GIVEN TASK -
Pick out and copy each line in the items below that contains the word "labels".

Source records -

+++++

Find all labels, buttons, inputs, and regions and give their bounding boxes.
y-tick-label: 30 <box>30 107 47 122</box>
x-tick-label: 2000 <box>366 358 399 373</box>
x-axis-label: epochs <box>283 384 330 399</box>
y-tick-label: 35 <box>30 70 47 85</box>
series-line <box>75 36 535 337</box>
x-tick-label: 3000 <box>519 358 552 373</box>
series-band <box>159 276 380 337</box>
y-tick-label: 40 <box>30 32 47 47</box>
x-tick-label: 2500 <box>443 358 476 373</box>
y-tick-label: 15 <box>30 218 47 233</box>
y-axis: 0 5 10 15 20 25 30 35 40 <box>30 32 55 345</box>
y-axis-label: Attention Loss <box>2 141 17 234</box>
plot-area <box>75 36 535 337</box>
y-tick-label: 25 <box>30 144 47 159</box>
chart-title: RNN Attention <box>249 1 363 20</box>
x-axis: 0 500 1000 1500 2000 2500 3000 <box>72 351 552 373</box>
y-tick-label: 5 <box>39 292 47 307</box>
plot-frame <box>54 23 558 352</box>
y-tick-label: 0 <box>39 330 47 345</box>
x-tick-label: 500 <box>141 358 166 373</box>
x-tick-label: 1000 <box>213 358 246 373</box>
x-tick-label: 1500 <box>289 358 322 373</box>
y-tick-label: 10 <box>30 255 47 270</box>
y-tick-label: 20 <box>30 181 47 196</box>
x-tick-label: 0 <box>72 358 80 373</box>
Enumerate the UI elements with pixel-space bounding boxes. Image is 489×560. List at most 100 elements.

+++++

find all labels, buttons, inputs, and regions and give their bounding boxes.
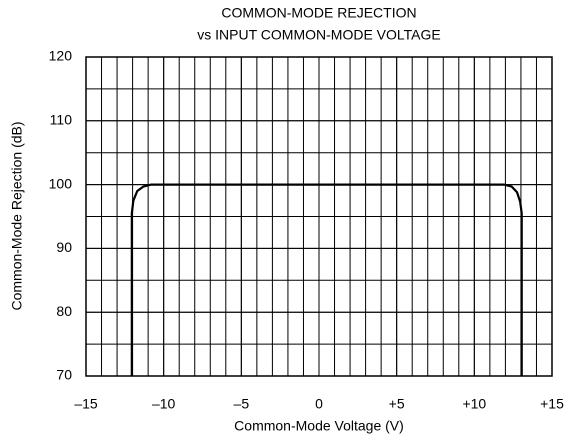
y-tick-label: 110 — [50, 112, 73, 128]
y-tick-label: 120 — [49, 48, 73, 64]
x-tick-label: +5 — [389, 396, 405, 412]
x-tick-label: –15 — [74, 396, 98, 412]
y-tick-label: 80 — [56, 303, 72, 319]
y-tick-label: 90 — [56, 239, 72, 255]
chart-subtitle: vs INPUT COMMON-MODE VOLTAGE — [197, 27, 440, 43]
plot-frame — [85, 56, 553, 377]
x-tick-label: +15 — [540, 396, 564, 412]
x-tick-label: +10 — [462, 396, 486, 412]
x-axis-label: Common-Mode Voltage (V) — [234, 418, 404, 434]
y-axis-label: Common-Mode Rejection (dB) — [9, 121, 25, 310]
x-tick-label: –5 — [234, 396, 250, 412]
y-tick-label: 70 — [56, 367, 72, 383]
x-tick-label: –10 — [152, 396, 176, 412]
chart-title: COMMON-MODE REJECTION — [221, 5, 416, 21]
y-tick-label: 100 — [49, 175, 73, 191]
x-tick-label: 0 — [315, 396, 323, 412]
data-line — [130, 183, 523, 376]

+++++

PROBLEM SOLUTION -
Find all labels, buttons, inputs, and regions and give their bounding boxes.
find all labels, buttons, inputs, and regions and give their bounding boxes.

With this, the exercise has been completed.